_Brief_. Scan the records for the line containing "Serialize everything readable"; extract it and all later lines, verbatim, through the end, and nothing before it.

_Given data_.

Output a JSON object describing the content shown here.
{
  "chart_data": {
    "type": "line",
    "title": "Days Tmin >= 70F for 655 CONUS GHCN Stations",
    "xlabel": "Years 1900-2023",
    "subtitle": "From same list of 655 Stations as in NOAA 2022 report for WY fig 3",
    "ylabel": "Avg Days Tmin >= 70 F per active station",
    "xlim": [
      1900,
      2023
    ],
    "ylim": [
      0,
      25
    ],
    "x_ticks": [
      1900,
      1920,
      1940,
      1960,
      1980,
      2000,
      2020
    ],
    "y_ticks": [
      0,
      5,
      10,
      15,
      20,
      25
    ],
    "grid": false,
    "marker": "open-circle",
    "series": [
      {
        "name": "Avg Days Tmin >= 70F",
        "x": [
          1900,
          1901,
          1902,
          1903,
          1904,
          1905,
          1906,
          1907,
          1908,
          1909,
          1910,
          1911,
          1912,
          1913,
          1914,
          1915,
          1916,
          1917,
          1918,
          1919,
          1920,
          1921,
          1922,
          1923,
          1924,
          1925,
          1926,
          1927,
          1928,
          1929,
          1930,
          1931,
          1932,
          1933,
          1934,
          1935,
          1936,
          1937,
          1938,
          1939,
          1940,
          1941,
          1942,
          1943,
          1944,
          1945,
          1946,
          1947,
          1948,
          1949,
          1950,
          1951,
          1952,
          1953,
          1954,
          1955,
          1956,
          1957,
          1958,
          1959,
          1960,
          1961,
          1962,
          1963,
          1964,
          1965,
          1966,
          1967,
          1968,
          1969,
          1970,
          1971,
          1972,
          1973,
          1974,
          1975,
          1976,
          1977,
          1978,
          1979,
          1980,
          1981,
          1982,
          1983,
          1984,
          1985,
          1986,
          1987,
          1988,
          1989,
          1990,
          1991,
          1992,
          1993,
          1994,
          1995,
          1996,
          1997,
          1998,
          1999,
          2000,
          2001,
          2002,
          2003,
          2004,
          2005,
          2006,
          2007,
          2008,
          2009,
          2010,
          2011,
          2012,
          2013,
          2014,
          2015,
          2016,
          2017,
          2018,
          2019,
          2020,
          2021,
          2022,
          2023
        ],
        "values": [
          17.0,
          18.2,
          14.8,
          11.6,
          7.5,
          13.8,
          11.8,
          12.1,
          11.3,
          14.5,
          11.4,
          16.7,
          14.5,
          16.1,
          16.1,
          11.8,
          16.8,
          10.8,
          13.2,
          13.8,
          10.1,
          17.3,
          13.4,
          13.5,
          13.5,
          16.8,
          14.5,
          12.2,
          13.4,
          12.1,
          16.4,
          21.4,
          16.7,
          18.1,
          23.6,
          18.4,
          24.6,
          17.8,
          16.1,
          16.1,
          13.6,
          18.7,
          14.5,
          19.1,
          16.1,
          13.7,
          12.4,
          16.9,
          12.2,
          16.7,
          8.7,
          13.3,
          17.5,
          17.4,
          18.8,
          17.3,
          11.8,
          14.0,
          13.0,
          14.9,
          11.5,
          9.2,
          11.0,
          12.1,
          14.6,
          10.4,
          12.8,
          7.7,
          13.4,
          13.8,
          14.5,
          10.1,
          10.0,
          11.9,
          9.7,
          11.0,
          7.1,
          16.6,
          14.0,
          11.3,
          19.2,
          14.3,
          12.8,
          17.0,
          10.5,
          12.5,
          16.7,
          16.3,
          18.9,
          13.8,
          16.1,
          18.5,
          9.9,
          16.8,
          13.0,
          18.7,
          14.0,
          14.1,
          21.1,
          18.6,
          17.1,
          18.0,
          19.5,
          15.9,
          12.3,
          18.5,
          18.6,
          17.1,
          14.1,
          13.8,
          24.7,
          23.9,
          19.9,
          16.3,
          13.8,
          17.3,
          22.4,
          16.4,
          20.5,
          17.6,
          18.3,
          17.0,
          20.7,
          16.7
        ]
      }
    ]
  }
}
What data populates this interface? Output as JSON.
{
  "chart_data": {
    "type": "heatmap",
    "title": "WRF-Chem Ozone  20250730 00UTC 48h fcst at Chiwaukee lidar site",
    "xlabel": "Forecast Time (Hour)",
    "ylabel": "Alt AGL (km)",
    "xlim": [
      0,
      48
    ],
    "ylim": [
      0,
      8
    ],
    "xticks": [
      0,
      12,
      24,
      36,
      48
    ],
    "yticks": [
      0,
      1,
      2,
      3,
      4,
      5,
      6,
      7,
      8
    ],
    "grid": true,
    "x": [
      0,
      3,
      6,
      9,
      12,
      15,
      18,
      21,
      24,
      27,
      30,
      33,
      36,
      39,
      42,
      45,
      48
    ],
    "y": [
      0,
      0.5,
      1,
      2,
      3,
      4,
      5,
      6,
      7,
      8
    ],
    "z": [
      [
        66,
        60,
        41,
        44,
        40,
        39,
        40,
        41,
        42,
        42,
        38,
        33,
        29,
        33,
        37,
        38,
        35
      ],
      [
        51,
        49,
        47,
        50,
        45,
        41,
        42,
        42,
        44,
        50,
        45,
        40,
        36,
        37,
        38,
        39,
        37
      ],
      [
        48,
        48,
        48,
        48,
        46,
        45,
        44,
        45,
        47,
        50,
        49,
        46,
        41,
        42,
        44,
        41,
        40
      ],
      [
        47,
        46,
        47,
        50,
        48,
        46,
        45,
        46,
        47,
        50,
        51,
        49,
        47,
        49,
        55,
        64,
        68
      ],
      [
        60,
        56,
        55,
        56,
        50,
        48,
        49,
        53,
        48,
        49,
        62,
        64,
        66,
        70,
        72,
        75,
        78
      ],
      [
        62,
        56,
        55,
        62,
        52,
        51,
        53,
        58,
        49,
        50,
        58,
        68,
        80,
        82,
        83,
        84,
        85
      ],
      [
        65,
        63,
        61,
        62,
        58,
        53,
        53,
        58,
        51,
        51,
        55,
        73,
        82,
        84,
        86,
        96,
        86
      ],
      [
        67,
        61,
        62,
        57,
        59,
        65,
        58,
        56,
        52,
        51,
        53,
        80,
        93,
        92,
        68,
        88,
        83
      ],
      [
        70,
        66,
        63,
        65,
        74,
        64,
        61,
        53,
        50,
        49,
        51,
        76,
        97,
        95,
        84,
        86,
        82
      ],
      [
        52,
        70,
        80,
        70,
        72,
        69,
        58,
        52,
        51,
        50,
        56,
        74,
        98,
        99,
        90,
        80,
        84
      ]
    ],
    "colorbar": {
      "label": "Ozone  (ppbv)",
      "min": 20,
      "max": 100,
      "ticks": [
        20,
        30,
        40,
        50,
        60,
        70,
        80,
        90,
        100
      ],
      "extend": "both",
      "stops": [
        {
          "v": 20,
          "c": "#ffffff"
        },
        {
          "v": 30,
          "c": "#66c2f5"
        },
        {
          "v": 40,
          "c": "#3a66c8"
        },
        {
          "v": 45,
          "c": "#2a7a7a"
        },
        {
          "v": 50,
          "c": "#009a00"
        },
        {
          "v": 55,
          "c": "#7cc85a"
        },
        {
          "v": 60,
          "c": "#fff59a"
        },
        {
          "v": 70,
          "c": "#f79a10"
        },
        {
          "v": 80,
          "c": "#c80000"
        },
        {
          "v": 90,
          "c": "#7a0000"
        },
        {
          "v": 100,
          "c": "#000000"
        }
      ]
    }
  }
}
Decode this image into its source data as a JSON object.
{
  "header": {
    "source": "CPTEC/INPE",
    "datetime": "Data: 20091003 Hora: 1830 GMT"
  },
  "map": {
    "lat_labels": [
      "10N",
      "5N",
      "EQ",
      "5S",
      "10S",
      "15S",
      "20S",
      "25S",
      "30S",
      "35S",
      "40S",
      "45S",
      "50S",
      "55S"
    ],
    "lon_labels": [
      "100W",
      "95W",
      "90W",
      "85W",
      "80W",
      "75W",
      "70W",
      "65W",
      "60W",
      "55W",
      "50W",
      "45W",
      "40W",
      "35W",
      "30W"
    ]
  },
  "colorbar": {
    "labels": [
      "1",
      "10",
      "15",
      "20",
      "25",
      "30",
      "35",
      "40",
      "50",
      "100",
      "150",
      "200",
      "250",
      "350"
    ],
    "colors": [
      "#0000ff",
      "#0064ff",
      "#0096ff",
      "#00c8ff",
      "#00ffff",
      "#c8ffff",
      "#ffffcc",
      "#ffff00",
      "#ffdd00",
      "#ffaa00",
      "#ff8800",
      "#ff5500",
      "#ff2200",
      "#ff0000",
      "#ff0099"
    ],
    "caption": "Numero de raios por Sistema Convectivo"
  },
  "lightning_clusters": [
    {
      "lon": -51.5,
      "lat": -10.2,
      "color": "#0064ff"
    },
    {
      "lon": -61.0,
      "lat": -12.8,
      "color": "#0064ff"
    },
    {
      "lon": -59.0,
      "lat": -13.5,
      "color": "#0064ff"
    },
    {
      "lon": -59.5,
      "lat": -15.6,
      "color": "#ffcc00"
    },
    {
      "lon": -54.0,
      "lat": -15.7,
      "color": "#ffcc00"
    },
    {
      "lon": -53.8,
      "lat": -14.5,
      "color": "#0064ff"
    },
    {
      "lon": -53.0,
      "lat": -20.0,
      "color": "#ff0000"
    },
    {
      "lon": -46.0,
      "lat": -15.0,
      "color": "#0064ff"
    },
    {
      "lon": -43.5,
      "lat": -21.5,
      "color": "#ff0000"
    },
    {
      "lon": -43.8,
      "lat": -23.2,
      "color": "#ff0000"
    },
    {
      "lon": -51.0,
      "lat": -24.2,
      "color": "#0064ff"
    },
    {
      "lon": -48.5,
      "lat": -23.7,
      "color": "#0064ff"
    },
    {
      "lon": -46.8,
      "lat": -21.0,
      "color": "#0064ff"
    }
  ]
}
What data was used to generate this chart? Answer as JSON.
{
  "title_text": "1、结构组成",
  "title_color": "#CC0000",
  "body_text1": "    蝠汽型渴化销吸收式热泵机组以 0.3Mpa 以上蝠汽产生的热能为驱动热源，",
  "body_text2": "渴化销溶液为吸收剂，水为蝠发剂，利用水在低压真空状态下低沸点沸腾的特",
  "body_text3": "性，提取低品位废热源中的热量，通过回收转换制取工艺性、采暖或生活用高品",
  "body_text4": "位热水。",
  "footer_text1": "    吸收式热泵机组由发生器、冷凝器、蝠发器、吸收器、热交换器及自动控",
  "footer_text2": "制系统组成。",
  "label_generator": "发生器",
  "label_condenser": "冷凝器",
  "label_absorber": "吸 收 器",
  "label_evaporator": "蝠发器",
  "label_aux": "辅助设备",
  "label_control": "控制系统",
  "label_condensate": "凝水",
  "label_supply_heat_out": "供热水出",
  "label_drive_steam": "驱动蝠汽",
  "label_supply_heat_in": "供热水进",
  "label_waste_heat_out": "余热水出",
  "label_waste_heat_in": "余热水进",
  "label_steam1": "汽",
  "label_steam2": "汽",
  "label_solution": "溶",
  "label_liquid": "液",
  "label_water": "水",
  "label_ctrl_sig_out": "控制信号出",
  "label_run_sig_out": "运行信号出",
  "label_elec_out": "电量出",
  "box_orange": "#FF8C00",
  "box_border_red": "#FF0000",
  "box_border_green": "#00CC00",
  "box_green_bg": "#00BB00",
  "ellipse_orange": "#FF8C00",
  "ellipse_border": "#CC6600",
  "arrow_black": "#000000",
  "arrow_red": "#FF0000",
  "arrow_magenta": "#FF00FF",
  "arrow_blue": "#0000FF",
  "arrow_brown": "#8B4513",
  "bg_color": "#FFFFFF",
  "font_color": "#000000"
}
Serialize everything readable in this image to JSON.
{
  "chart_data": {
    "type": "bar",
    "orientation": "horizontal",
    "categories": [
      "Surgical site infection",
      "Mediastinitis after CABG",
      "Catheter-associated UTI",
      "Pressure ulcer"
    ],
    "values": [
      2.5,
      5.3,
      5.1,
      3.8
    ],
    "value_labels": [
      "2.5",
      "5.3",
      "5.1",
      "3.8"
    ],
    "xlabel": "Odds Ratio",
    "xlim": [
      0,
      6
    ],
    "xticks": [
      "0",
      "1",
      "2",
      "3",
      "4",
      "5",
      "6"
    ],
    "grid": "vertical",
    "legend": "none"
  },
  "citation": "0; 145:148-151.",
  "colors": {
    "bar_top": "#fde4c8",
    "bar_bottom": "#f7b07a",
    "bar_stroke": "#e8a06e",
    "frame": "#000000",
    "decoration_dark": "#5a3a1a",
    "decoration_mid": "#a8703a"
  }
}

_Complete response_.
Serialize everything readable in this image to JSON.
{
  "chart_data": {
    "type": "bar",
    "orientation": "horizontal",
    "categories": [
      "Surgical site infection",
      "Mediastinitis after CABG",
      "Catheter-associated UTI",
      "Pressure ulcer"
    ],
    "values": [
      2.5,
      5.3,
      5.1,
      3.8
    ],
    "value_labels": [
      "2.5",
      "5.3",
      "5.1",
      "3.8"
    ],
    "xlabel": "Odds Ratio",
    "xlim": [
      0,
      6
    ],
    "xticks": [
      "0",
      "1",
      "2",
      "3",
      "4",
      "5",
      "6"
    ],
    "grid": "vertical",
    "legend": "none"
  },
  "citation": "0; 145:148-151.",
  "colors": {
    "bar_top": "#fde4c8",
    "bar_bottom": "#f7b07a",
    "bar_stroke": "#e8a06e",
    "frame": "#000000",
    "decoration_dark": "#5a3a1a",
    "decoration_mid": "#a8703a"
  }
}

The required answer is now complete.